| Exercise brief |
Below are records to repeat exactly. Omit the pictures from the copy.

Extracts from a graphics dataset
****************

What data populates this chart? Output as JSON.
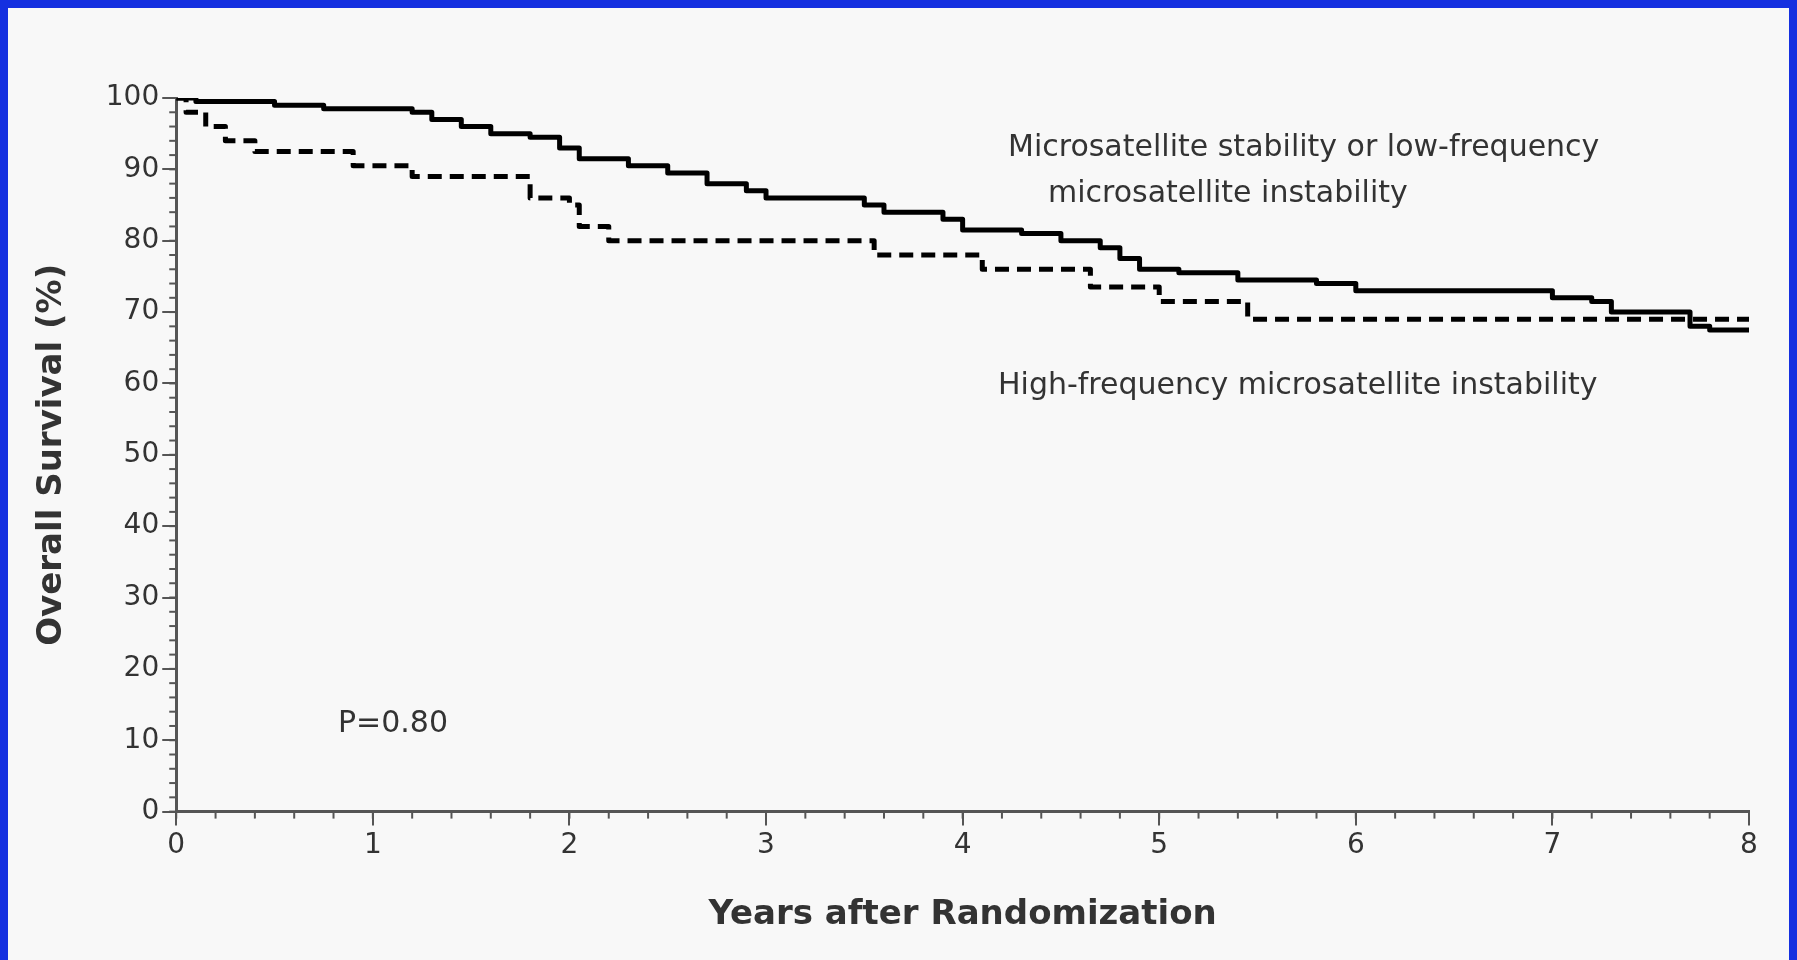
{
  "chart_data": {
    "type": "step",
    "xlabel": "Years after Randomization",
    "ylabel": "Overall Survival (%)",
    "annotations": [
      "P=0.80"
    ],
    "xlim": [
      0,
      8
    ],
    "xticks": [
      0,
      1,
      2,
      3,
      4,
      5,
      6,
      7,
      8
    ],
    "ylim": [
      0,
      100
    ],
    "yticks": [
      0,
      10,
      20,
      30,
      40,
      50,
      60,
      70,
      80,
      90,
      100
    ],
    "grid": false,
    "legend": false,
    "marker": "none",
    "series": [
      {
        "name": "Microsatellite stability or low-frequency microsatellite instability",
        "color": "#000000",
        "line_style": "solid",
        "x": [
          0,
          0.1,
          0.5,
          0.75,
          1.2,
          1.3,
          1.45,
          1.6,
          1.8,
          1.95,
          2.05,
          2.3,
          2.5,
          2.7,
          2.9,
          3.0,
          3.5,
          3.6,
          3.9,
          4.0,
          4.3,
          4.5,
          4.7,
          4.8,
          4.9,
          5.1,
          5.4,
          5.8,
          6.0,
          7.0,
          7.2,
          7.3,
          7.7,
          7.8,
          8.0
        ],
        "values": [
          100,
          99.5,
          99,
          98.5,
          98,
          97,
          96,
          95,
          94.5,
          93,
          91.5,
          90.5,
          89.5,
          88,
          87,
          86,
          85,
          84,
          83,
          81.5,
          81,
          80,
          79,
          77.5,
          76,
          75.5,
          74.5,
          74,
          73,
          72,
          71.5,
          70,
          68,
          67.5,
          67.5
        ]
      },
      {
        "name": "High-frequency microsatellite instability",
        "color": "#000000",
        "line_style": "dashed",
        "x": [
          0,
          0.05,
          0.15,
          0.25,
          0.4,
          0.9,
          1.2,
          1.8,
          2.0,
          2.05,
          2.2,
          3.55,
          4.1,
          4.65,
          5.0,
          5.45,
          8.0
        ],
        "values": [
          100,
          98,
          96,
          94,
          92.5,
          90.5,
          89,
          86,
          85,
          82,
          80,
          78,
          76,
          73.5,
          71.5,
          69,
          69
        ]
      }
    ]
  }
}
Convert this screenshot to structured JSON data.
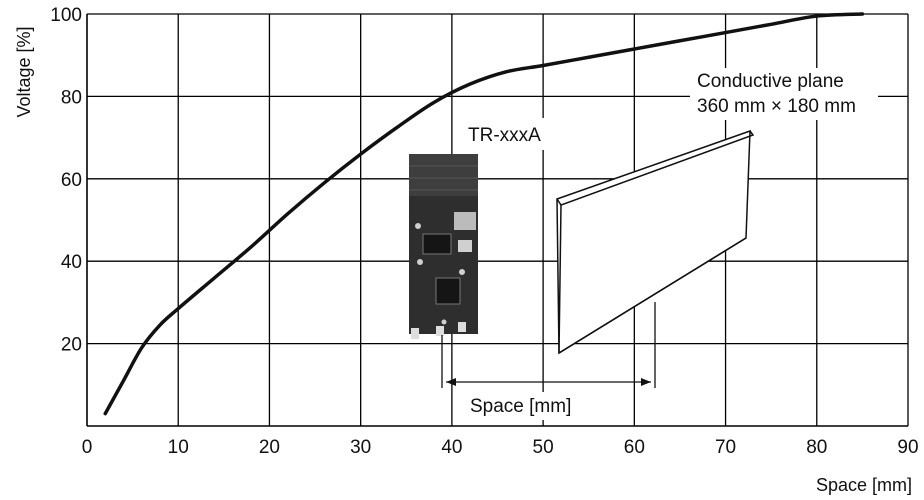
{
  "chart_data": {
    "type": "line",
    "xlabel": "Space [mm]",
    "ylabel": "Voltage [%]",
    "xlim": [
      0,
      90
    ],
    "ylim": [
      0,
      100
    ],
    "x_ticks": [
      0,
      10,
      20,
      30,
      40,
      50,
      60,
      70,
      80,
      90
    ],
    "y_ticks": [
      20,
      40,
      60,
      80,
      100
    ],
    "grid": true,
    "series": [
      {
        "x": [
          2,
          4,
          6,
          8,
          10,
          14,
          18,
          22,
          26,
          30,
          34,
          38,
          42,
          46,
          50,
          55,
          60,
          65,
          70,
          75,
          80,
          85
        ],
        "y": [
          3,
          11,
          19,
          24.5,
          28.5,
          36,
          43.5,
          51.5,
          59,
          66,
          72.5,
          78.5,
          83,
          86,
          87.5,
          89.5,
          91.5,
          93.5,
          95.5,
          97.5,
          99.5,
          100
        ]
      }
    ],
    "annotations": {
      "module_label": "TR-xxxA",
      "plane_label_line1": "Conductive plane",
      "plane_label_line2": "360 mm × 180 mm",
      "space_label": "Space [mm]"
    }
  }
}
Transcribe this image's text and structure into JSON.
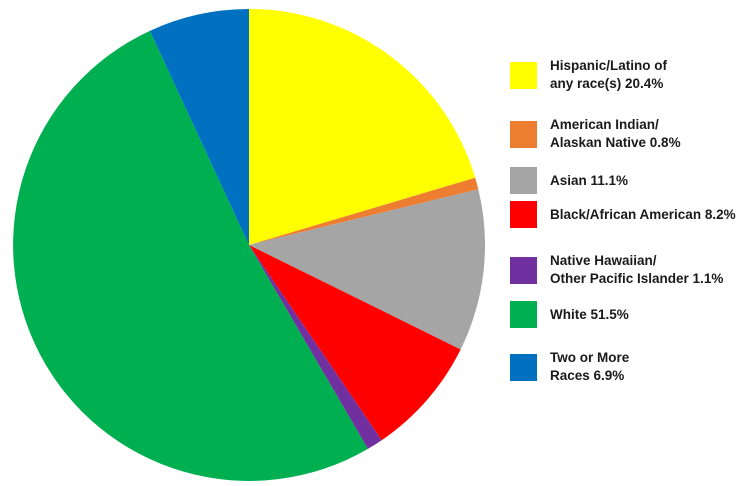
{
  "chart_data": {
    "type": "pie",
    "title": "",
    "slices": [
      {
        "label": "Hispanic/Latino of\nany race(s) 20.4%",
        "value": 20.4,
        "color": "#ffff00"
      },
      {
        "label": "American Indian/\nAlaskan Native 0.8%",
        "value": 0.8,
        "color": "#ed7d31"
      },
      {
        "label": "Asian 11.1%",
        "value": 11.1,
        "color": "#a5a5a5"
      },
      {
        "label": "Black/African American 8.2%",
        "value": 8.2,
        "color": "#ff0000"
      },
      {
        "label": "Native Hawaiian/\nOther Pacific Islander 1.1%",
        "value": 1.1,
        "color": "#7030a0"
      },
      {
        "label": "White 51.5%",
        "value": 51.5,
        "color": "#00b050"
      },
      {
        "label": "Two or More\nRaces 6.9%",
        "value": 6.9,
        "color": "#0070c0"
      }
    ],
    "start": "12 o'clock",
    "direction": "clockwise",
    "legend_position": "right"
  }
}
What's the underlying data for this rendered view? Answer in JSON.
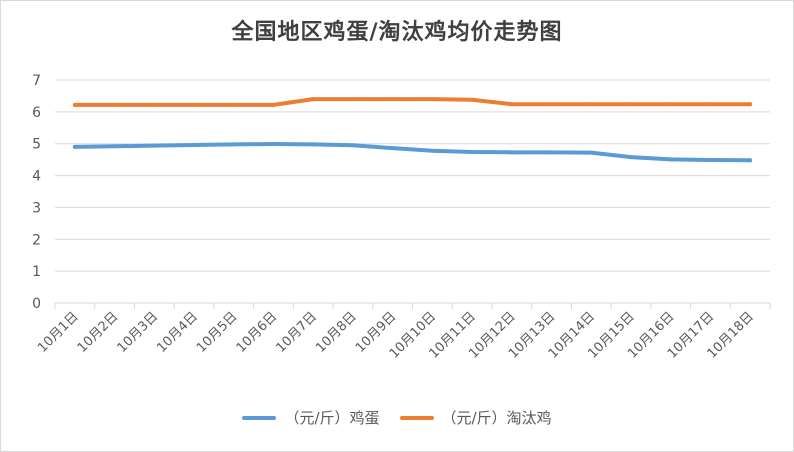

****************

| Complete output |
What data populates this chart? Output as JSON.
{
  "chart_data": {
    "type": "step",
    "xlabel": "Years after Randomization",
    "ylabel": "Overall Survival (%)",
    "annotations": [
      "P=0.80"
    ],
    "xlim": [
      0,
      8
    ],
    "xticks": [
      0,
      1,
      2,
      3,
      4,
      5,
      6,
      7,
      8
    ],
    "ylim": [
      0,
      100
    ],
    "yticks": [
      0,
      10,
      20,
      30,
      40,
      50,
      60,
      70,
      80,
      90,
      100
    ],
    "grid": false,
    "legend": false,
    "marker": "none",
    "series": [
      {
        "name": "Microsatellite stability or low-frequency microsatellite instability",
        "color": "#000000",
        "line_style": "solid",
        "x": [
          0,
          0.1,
          0.5,
          0.75,
          1.2,
          1.3,
          1.45,
          1.6,
          1.8,
          1.95,
          2.05,
          2.3,
          2.5,
          2.7,
          2.9,
          3.0,
          3.5,
          3.6,
          3.9,
          4.0,
          4.3,
          4.5,
          4.7,
          4.8,
          4.9,
          5.1,
          5.4,
          5.8,
          6.0,
          7.0,
          7.2,
          7.3,
          7.7,
          7.8,
          8.0
        ],
        "values": [
          100,
          99.5,
          99,
          98.5,
          98,
          97,
          96,
          95,
          94.5,
          93,
          91.5,
          90.5,
          89.5,
          88,
          87,
          86,
          85,
          84,
          83,
          81.5,
          81,
          80,
          79,
          77.5,
          76,
          75.5,
          74.5,
          74,
          73,
          72,
          71.5,
          70,
          68,
          67.5,
          67.5
        ]
      },
      {
        "name": "High-frequency microsatellite instability",
        "color": "#000000",
        "line_style": "dashed",
        "x": [
          0,
          0.05,
          0.15,
          0.25,
          0.4,
          0.9,
          1.2,
          1.8,
          2.0,
          2.05,
          2.2,
          3.55,
          4.1,
          4.65,
          5.0,
          5.45,
          8.0
        ],
        "values": [
          100,
          98,
          96,
          94,
          92.5,
          90.5,
          89,
          86,
          85,
          82,
          80,
          78,
          76,
          73.5,
          71.5,
          69,
          69
        ]
      }
    ]
  }
}
Convert this screenshot to structured JSON data.
{
  "chart_data": {
    "type": "line",
    "xlabel": "Space [mm]",
    "ylabel": "Voltage [%]",
    "xlim": [
      0,
      90
    ],
    "ylim": [
      0,
      100
    ],
    "x_ticks": [
      0,
      10,
      20,
      30,
      40,
      50,
      60,
      70,
      80,
      90
    ],
    "y_ticks": [
      20,
      40,
      60,
      80,
      100
    ],
    "grid": true,
    "series": [
      {
        "x": [
          2,
          4,
          6,
          8,
          10,
          14,
          18,
          22,
          26,
          30,
          34,
          38,
          42,
          46,
          50,
          55,
          60,
          65,
          70,
          75,
          80,
          85
        ],
        "y": [
          3,
          11,
          19,
          24.5,
          28.5,
          36,
          43.5,
          51.5,
          59,
          66,
          72.5,
          78.5,
          83,
          86,
          87.5,
          89.5,
          91.5,
          93.5,
          95.5,
          97.5,
          99.5,
          100
        ]
      }
    ],
    "annotations": {
      "module_label": "TR-xxxA",
      "plane_label_line1": "Conductive plane",
      "plane_label_line2": "360 mm × 180 mm",
      "space_label": "Space [mm]"
    }
  }
}
Transcribe this image's text and structure into JSON.
{
  "chart_data": {
    "type": "pie",
    "title": "",
    "slices": [
      {
        "label": "Hispanic/Latino of\nany race(s) 20.4%",
        "value": 20.4,
        "color": "#ffff00"
      },
      {
        "label": "American Indian/\nAlaskan Native 0.8%",
        "value": 0.8,
        "color": "#ed7d31"
      },
      {
        "label": "Asian 11.1%",
        "value": 11.1,
        "color": "#a5a5a5"
      },
      {
        "label": "Black/African American 8.2%",
        "value": 8.2,
        "color": "#ff0000"
      },
      {
        "label": "Native Hawaiian/\nOther Pacific Islander 1.1%",
        "value": 1.1,
        "color": "#7030a0"
      },
      {
        "label": "White 51.5%",
        "value": 51.5,
        "color": "#00b050"
      },
      {
        "label": "Two or More\nRaces 6.9%",
        "value": 6.9,
        "color": "#0070c0"
      }
    ],
    "start": "12 o'clock",
    "direction": "clockwise",
    "legend_position": "right"
  }
}
What's the underlying data for this rendered view? Answer in JSON.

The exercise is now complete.